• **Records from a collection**
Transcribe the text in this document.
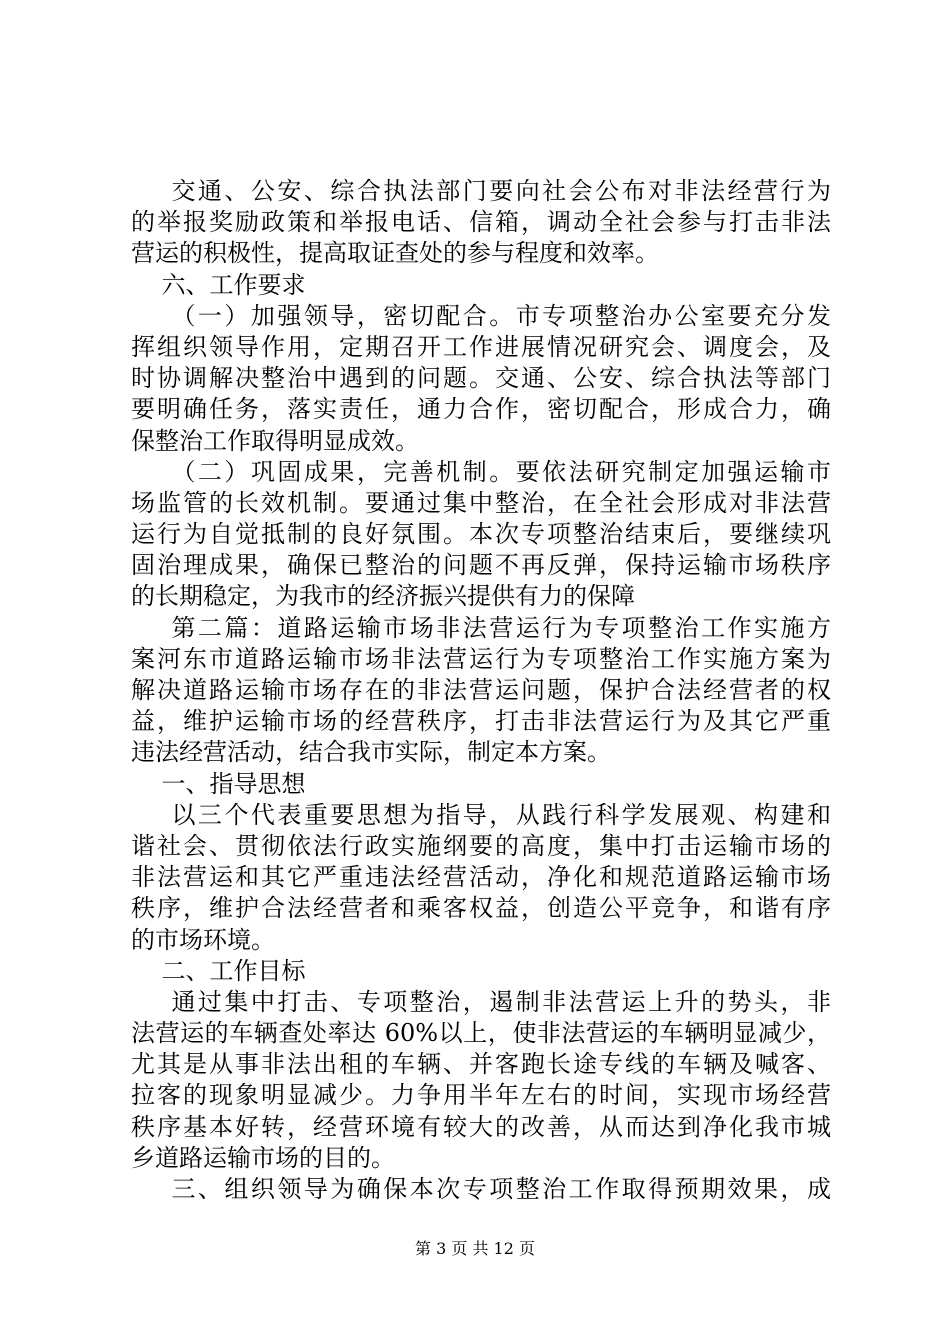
交通、公安、综合执法部门要向社会公布对非法经营行为
的举报奖励政策和举报电话、信箱，调动全社会参与打击非法
营运的积极性，提高取证查处的参与程度和效率。
六、工作要求
（一）加强领导，密切配合。市专项整治办公室要充分发
挥组织领导作用，定期召开工作进展情况研究会、调度会，及
时协调解决整治中遇到的问题。交通、公安、综合执法等部门
要明确任务，落实责任，通力合作，密切配合，形成合力，确
保整治工作取得明显成效。
（二）巩固成果，完善机制。要依法研究制定加强运输市
场监管的长效机制。要通过集中整治，在全社会形成对非法营
运行为自觉抵制的良好氛围。本次专项整治结束后，要继续巩
固治理成果，确保已整治的问题不再反弹，保持运输市场秩序
的长期稳定，为我市的经济振兴提供有力的保障
第二篇：道路运输市场非法营运行为专项整治工作实施方
案河东市道路运输市场非法营运行为专项整治工作实施方案为
解决道路运输市场存在的非法营运问题，保护合法经营者的权
益，维护运输市场的经营秩序，打击非法营运行为及其它严重
违法经营活动，结合我市实际，制定本方案。
一、指导思想
以三个代表重要思想为指导，从践行科学发展观、构建和
谐社会、贯彻依法行政实施纲要的高度，集中打击运输市场的
非法营运和其它严重违法经营活动，净化和规范道路运输市场
秩序，维护合法经营者和乘客权益，创造公平竞争，和谐有序
的市场环境。
二、工作目标
通过集中打击、专项整治，遏制非法营运上升的势头，非
法营运的车辆查处率达 60%以上，使非法营运的车辆明显减少，
尤其是从事非法出租的车辆、并客跑长途专线的车辆及喊客、
拉客的现象明显减少。力争用半年左右的时间，实现市场经营
秩序基本好转，经营环境有较大的改善，从而达到净化我市城
乡道路运输市场的目的。
三、组织领导为确保本次专项整治工作取得预期效果，成
第 3 页 共 12 页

• **Task brief**
Check each line above for "密切配合" and return the ones that have it.

• **Exercise output**
（一）加强领导，密切配合。市专项整治办公室要充分发
要明确任务，落实责任，通力合作，密切配合，形成合力，确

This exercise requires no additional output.